[Entries with figure data]
----

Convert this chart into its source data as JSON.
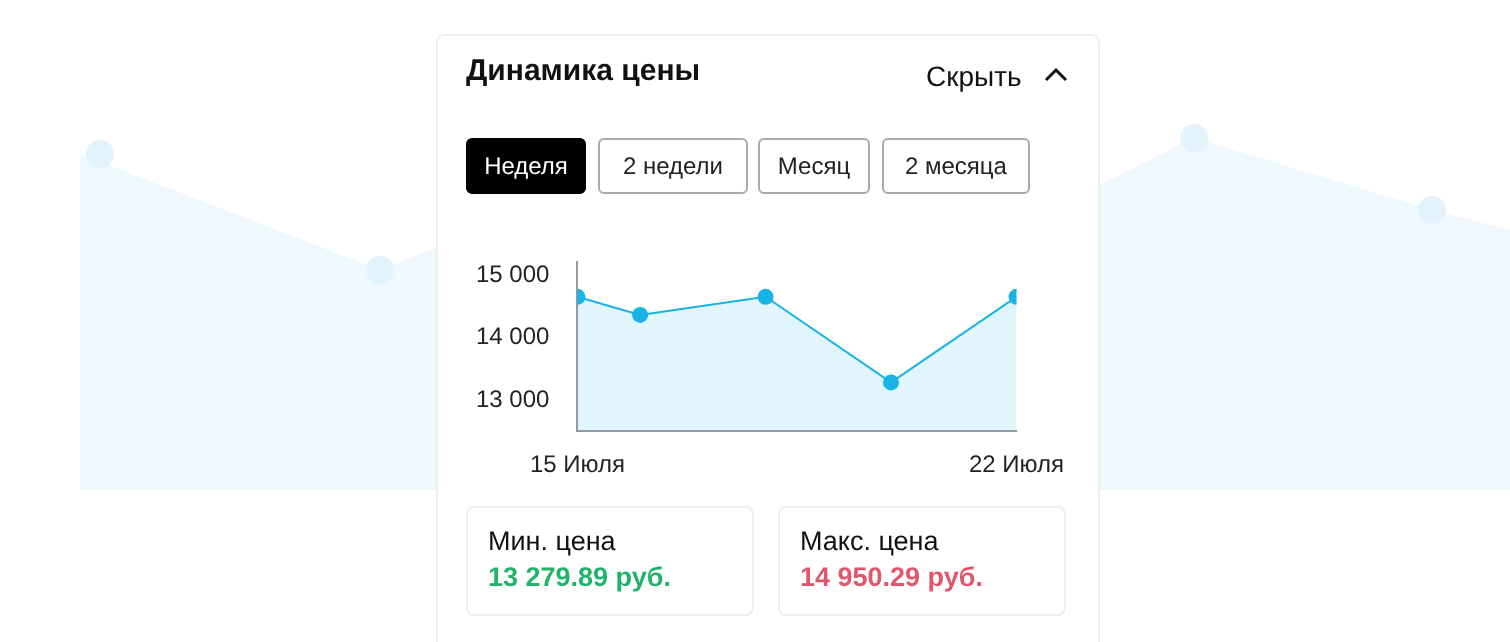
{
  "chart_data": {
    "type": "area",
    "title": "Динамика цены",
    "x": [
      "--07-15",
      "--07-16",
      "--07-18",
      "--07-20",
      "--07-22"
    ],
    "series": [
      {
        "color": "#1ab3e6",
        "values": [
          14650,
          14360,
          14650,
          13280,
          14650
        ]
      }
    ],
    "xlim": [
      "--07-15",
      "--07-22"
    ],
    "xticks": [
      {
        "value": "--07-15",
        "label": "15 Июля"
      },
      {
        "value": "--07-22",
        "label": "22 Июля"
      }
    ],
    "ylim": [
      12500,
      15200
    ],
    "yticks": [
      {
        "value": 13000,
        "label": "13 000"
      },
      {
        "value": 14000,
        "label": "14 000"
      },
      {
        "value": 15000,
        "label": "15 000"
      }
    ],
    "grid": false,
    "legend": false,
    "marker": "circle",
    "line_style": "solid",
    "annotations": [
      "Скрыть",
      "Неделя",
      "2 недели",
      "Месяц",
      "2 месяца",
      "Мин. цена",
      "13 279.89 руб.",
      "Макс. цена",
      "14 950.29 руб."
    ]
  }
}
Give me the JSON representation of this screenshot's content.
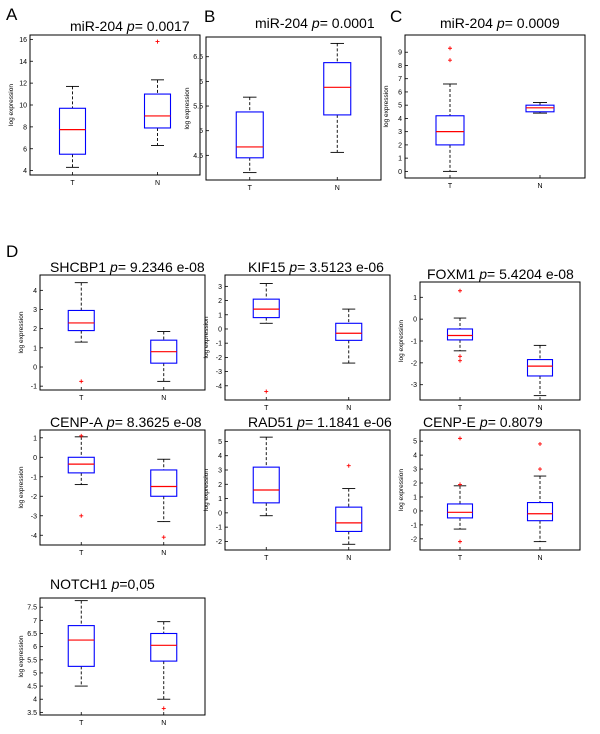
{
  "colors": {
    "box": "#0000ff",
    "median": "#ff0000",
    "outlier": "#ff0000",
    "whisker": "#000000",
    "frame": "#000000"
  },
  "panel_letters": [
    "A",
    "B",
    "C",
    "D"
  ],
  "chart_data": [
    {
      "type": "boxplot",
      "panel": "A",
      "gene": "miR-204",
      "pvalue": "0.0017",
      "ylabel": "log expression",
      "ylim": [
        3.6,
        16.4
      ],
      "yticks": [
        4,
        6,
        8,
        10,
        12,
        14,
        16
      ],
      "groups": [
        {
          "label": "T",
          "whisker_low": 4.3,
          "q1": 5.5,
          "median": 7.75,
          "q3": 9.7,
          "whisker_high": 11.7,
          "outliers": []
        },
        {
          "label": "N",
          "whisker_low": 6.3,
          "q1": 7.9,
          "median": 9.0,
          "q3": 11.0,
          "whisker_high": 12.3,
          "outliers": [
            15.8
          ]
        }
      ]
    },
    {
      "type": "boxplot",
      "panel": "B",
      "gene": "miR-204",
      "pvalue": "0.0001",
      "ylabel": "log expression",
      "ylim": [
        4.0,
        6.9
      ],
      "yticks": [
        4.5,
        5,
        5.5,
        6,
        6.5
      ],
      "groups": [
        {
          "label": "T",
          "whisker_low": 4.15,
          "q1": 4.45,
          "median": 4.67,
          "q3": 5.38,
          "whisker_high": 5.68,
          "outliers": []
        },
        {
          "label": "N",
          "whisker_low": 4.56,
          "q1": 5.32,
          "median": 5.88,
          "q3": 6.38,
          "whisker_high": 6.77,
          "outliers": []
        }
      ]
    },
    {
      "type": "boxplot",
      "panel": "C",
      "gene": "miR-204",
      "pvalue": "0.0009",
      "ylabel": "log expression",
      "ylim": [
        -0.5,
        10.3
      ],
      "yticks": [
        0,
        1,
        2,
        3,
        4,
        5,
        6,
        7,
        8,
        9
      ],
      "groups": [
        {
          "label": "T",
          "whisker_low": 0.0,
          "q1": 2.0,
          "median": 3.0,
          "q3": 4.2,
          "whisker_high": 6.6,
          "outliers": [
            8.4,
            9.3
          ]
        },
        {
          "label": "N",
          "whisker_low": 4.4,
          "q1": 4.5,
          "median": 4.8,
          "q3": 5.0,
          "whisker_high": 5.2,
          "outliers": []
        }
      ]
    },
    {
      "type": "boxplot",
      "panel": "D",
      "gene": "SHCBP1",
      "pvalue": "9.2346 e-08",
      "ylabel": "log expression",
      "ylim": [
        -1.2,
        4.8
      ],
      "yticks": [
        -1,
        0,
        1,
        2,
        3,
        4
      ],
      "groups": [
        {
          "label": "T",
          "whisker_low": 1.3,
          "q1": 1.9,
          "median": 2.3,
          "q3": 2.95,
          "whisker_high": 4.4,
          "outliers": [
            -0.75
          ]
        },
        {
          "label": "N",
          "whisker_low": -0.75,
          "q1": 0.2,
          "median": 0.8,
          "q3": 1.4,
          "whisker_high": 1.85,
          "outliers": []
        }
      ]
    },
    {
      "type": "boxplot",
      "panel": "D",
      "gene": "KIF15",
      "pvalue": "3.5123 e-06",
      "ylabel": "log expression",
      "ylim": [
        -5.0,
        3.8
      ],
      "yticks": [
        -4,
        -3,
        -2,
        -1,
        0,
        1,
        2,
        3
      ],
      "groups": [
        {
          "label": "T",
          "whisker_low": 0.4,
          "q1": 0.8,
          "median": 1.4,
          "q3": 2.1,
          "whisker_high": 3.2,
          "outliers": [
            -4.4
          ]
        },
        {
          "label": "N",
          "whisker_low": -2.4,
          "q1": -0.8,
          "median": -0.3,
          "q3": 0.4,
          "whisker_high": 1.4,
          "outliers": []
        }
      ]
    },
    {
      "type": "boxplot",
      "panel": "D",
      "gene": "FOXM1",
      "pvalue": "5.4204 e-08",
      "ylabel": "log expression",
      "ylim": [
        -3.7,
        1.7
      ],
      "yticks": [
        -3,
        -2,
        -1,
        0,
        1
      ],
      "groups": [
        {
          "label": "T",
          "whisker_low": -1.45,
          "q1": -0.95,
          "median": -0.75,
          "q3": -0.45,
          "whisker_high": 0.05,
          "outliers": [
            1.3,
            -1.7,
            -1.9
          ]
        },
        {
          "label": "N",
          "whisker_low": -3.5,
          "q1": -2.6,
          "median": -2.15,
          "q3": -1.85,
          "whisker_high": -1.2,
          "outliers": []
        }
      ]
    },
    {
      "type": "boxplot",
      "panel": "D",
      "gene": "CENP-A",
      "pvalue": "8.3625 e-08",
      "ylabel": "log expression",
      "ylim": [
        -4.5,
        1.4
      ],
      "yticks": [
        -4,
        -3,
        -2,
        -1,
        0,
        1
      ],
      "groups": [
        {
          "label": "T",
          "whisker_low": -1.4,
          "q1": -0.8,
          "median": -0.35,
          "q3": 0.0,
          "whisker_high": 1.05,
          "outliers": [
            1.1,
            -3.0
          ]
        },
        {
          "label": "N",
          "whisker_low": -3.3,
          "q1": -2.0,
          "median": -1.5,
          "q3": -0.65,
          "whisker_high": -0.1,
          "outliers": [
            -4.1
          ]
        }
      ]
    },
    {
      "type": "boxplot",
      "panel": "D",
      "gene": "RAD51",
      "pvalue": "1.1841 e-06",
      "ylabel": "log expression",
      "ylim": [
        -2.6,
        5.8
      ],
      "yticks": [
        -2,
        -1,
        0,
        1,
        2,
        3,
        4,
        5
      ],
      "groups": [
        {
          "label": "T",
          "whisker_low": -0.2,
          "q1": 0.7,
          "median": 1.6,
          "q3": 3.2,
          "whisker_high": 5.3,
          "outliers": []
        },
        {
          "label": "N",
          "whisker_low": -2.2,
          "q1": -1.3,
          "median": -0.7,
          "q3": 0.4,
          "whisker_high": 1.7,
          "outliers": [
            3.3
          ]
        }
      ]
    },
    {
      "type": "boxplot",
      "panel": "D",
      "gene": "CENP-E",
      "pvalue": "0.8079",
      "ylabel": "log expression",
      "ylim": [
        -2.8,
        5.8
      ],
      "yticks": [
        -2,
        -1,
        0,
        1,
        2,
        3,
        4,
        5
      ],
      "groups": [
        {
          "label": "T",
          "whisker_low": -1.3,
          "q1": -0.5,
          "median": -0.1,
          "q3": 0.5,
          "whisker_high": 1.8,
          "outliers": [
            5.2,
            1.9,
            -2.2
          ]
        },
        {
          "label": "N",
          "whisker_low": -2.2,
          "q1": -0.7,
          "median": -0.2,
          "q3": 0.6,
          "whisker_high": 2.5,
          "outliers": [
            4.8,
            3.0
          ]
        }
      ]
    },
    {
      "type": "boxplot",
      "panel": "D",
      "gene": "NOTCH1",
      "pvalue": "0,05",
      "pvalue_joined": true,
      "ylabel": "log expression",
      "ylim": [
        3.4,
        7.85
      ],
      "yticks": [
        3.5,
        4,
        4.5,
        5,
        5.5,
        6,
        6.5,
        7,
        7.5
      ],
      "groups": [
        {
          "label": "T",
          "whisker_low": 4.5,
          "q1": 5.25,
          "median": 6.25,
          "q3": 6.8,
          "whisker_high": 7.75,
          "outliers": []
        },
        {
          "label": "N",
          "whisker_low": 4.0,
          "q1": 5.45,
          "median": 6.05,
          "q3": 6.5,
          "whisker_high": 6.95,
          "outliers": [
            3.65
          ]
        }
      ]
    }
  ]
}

----

### What you have to do
Pull out the lines above in which the word "this" appears.

### Expected answer
Convert this chart into its source data as JSON.
Give me the JSON representation of this screenshot's content.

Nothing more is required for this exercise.